[Records from a dataset]
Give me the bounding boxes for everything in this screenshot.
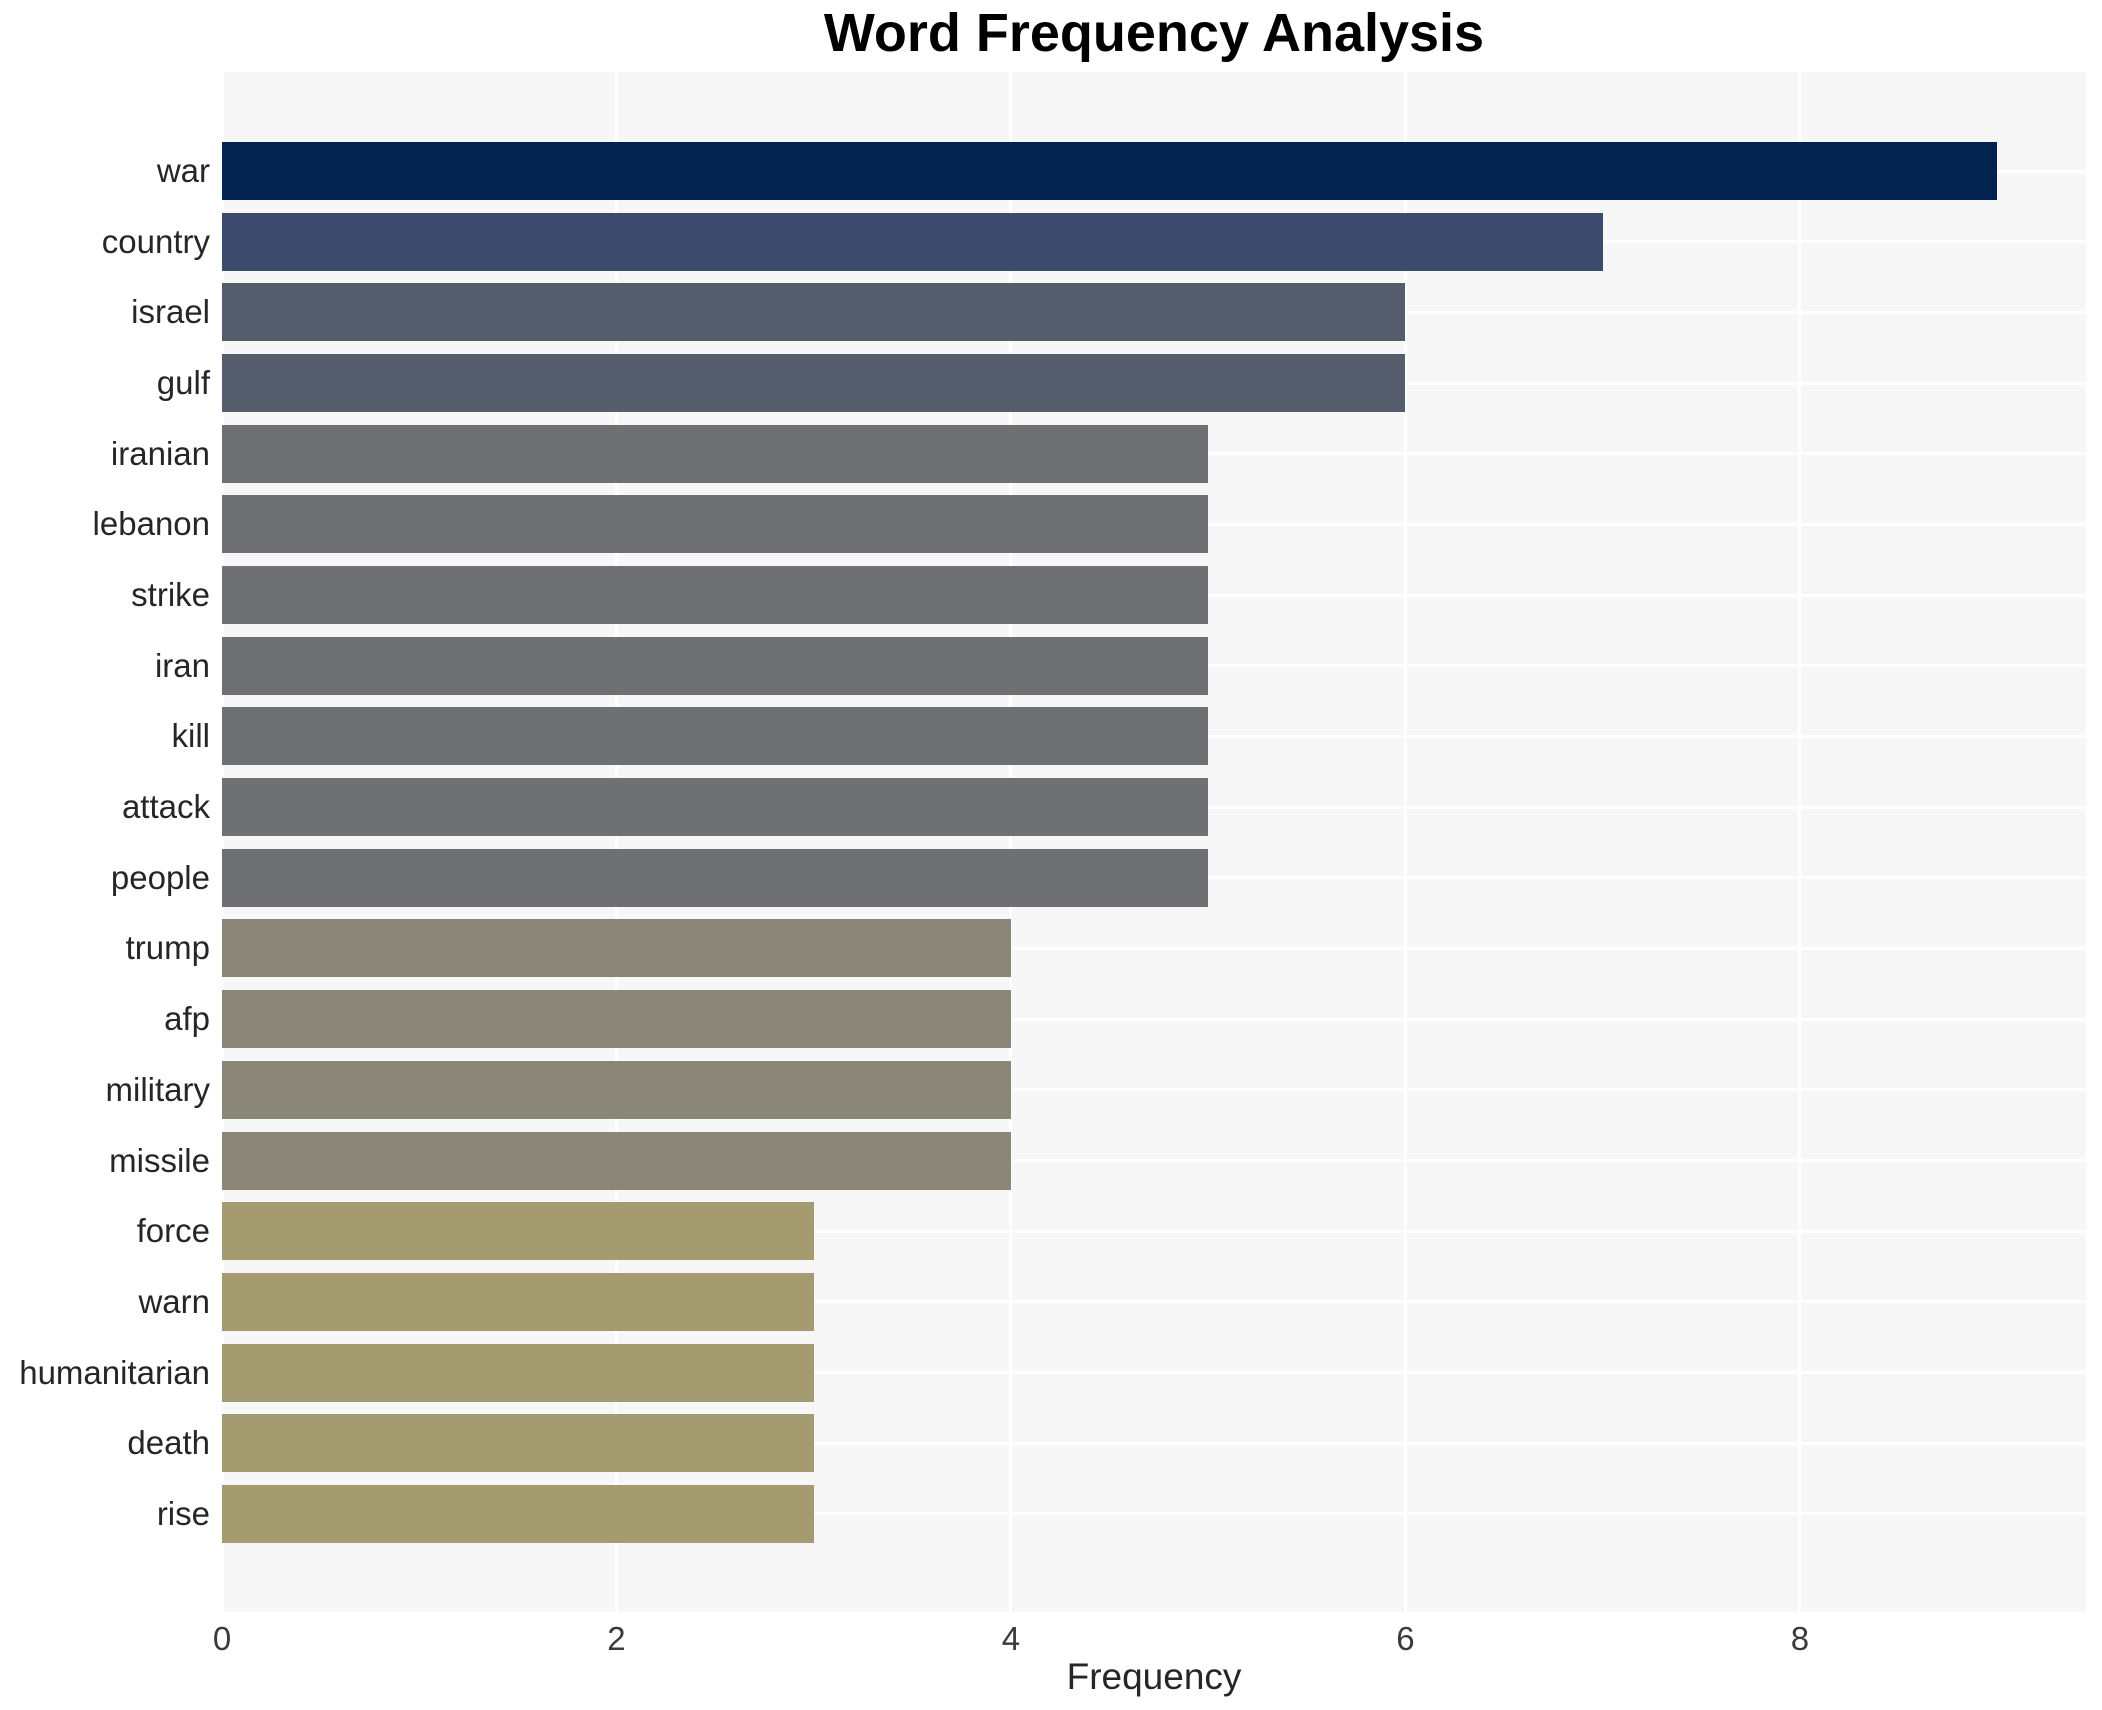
bar-missile (222, 1131, 1011, 1190)
y-tick-label-warn: warn (138, 1282, 210, 1320)
x-tick-label: 8 (1790, 1620, 1810, 1657)
bar-rise (222, 1484, 814, 1543)
h-gridline (222, 1017, 2086, 1021)
bar-afp (222, 990, 1011, 1049)
v-gridline (1009, 72, 1013, 1612)
bar-lebanon (222, 495, 1209, 554)
bar-death (222, 1414, 814, 1473)
bar-people (222, 848, 1209, 907)
h-gridline (222, 1159, 2086, 1163)
x-axis-title: Frequency (1066, 1656, 1242, 1697)
plot-area (220, 72, 2086, 1612)
bar-iran (222, 636, 1209, 695)
v-gridline (1403, 72, 1407, 1612)
y-tick-label-kill: kill (171, 717, 211, 755)
y-tick-label-strike: strike (131, 576, 210, 614)
bar-warn (222, 1272, 814, 1331)
y-tick-label-afp: afp (164, 1000, 210, 1038)
x-tick-label: 6 (1396, 1620, 1415, 1657)
y-tick-label-israel: israel (131, 293, 210, 331)
h-gridline (222, 1229, 2086, 1233)
h-gridline (222, 1441, 2086, 1445)
v-gridline (220, 72, 224, 1612)
y-tick-label-humanitarian: humanitarian (19, 1353, 210, 1391)
h-gridline (222, 946, 2086, 950)
bar-trump (222, 919, 1011, 978)
bar-force (222, 1202, 814, 1261)
h-gridline (222, 1371, 2086, 1375)
bar-military (222, 1060, 1011, 1119)
bar-strike (222, 566, 1209, 625)
h-gridline (222, 1512, 2086, 1516)
y-tick-label-military: military (105, 1070, 211, 1108)
y-tick-label-people: people (110, 858, 210, 896)
y-tick-label-attack: attack (121, 788, 210, 826)
y-tick-label-country: country (101, 222, 210, 260)
x-tick-label: 4 (1001, 1620, 1021, 1657)
bar-attack (222, 778, 1209, 837)
y-tick-label-war: war (156, 152, 210, 189)
bar-kill (222, 707, 1209, 766)
bar-war (222, 142, 1998, 200)
x-tick-label: 2 (607, 1620, 626, 1657)
y-tick-label-iran: iran (154, 646, 210, 684)
bar-country (222, 212, 1603, 271)
v-gridline (614, 72, 618, 1612)
bar-gulf (222, 354, 1406, 413)
y-tick-label-death: death (127, 1424, 210, 1462)
y-tick-label-trump: trump (125, 929, 210, 967)
y-tick-label-iranian: iranian (110, 434, 210, 472)
bar-humanitarian (222, 1343, 814, 1402)
bar-israel (222, 283, 1406, 342)
x-tick-label: 0 (212, 1620, 232, 1657)
y-tick-label-force: force (136, 1212, 210, 1250)
y-tick-label-rise: rise (156, 1494, 210, 1532)
v-gridline (1798, 72, 1802, 1612)
y-tick-label-lebanon: lebanon (92, 505, 210, 543)
chart-title: Word Frequency Analysis (823, 3, 1485, 63)
bar-iranian (222, 424, 1209, 483)
y-tick-label-missile: missile (109, 1141, 210, 1179)
h-gridline (222, 1088, 2086, 1092)
h-gridline (222, 1300, 2086, 1304)
y-tick-label-gulf: gulf (156, 364, 210, 402)
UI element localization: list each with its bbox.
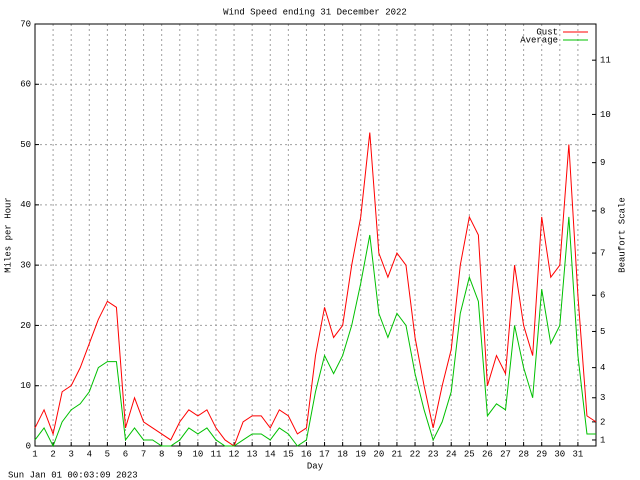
x-tick-label: 17 bbox=[319, 449, 330, 459]
x-tick-label: 18 bbox=[337, 449, 348, 459]
y-tick-label: 0 bbox=[26, 441, 31, 451]
x-tick-label: 2 bbox=[50, 449, 55, 459]
y2-axis-label: Beaufort Scale bbox=[617, 197, 627, 273]
y2-tick-label: 2 bbox=[600, 417, 605, 427]
x-tick-label: 28 bbox=[518, 449, 529, 459]
x-tick-label: 10 bbox=[192, 449, 203, 459]
x-tick-label: 31 bbox=[572, 449, 583, 459]
plot-border bbox=[34, 23, 597, 447]
x-tick-label: 27 bbox=[500, 449, 511, 459]
y2-tick-label: 6 bbox=[600, 291, 605, 301]
y-tick-label: 10 bbox=[20, 381, 31, 391]
x-tick-label: 8 bbox=[159, 449, 164, 459]
x-tick-label: 20 bbox=[373, 449, 384, 459]
x-tick-label: 16 bbox=[301, 449, 312, 459]
x-tick-label: 26 bbox=[482, 449, 493, 459]
x-tick-label: 4 bbox=[87, 449, 92, 459]
series-line bbox=[34, 132, 597, 447]
x-tick-label: 19 bbox=[355, 449, 366, 459]
x-tick-label: 21 bbox=[392, 449, 403, 459]
y2-tick-label: 5 bbox=[600, 327, 605, 337]
x-tick-label: 15 bbox=[283, 449, 294, 459]
x-tick-label: 7 bbox=[141, 449, 146, 459]
x-axis-label: Day bbox=[307, 461, 324, 471]
y-axis-label: Miles per Hour bbox=[3, 197, 13, 273]
x-tick-label: 13 bbox=[247, 449, 258, 459]
y2-tick-label: 1 bbox=[600, 435, 605, 445]
y-tick-label: 50 bbox=[20, 140, 31, 150]
y2-tick-label: 9 bbox=[600, 158, 605, 168]
series-line bbox=[34, 216, 596, 448]
x-tick-label: 22 bbox=[410, 449, 421, 459]
x-tick-label: 29 bbox=[536, 449, 547, 459]
x-tick-label: 14 bbox=[265, 449, 276, 459]
x-tick-label: 5 bbox=[105, 449, 110, 459]
footer: Sun Jan 01 00:03:09 2023 bbox=[8, 470, 138, 480]
y2-tick-label: 4 bbox=[600, 363, 605, 373]
legend-label: Gust bbox=[536, 27, 558, 37]
x-tick-label: 24 bbox=[446, 449, 457, 459]
y-tick-label: 70 bbox=[20, 19, 31, 29]
chart-title: Wind Speed ending 31 December 2022 bbox=[223, 7, 407, 17]
y-tick-label: 20 bbox=[20, 321, 31, 331]
x-tick-label: 25 bbox=[464, 449, 475, 459]
y2-tick-label: 8 bbox=[600, 206, 605, 216]
x-tick-label: 23 bbox=[428, 449, 439, 459]
x-tick-label: 1 bbox=[32, 449, 37, 459]
y2-tick-label: 7 bbox=[600, 248, 605, 258]
y2-tick-label: 3 bbox=[600, 393, 605, 403]
x-tick-label: 11 bbox=[211, 449, 222, 459]
y-tick-label: 40 bbox=[20, 200, 31, 210]
y-tick-label: 30 bbox=[20, 261, 31, 271]
y2-tick-label: 10 bbox=[600, 110, 611, 120]
x-tick-label: 9 bbox=[177, 449, 182, 459]
y-tick-label: 60 bbox=[20, 80, 31, 90]
y2-tick-label: 11 bbox=[600, 56, 611, 66]
x-tick-label: 12 bbox=[229, 449, 240, 459]
x-tick-label: 3 bbox=[68, 449, 73, 459]
legend-label: Average bbox=[520, 35, 558, 45]
x-tick-label: 30 bbox=[554, 449, 565, 459]
x-tick-label: 6 bbox=[123, 449, 128, 459]
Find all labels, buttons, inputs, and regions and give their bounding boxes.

| Exercise prompt |
Count the lines of the data above that contain the string "title". Reply with the number alone.

| Task answer |
3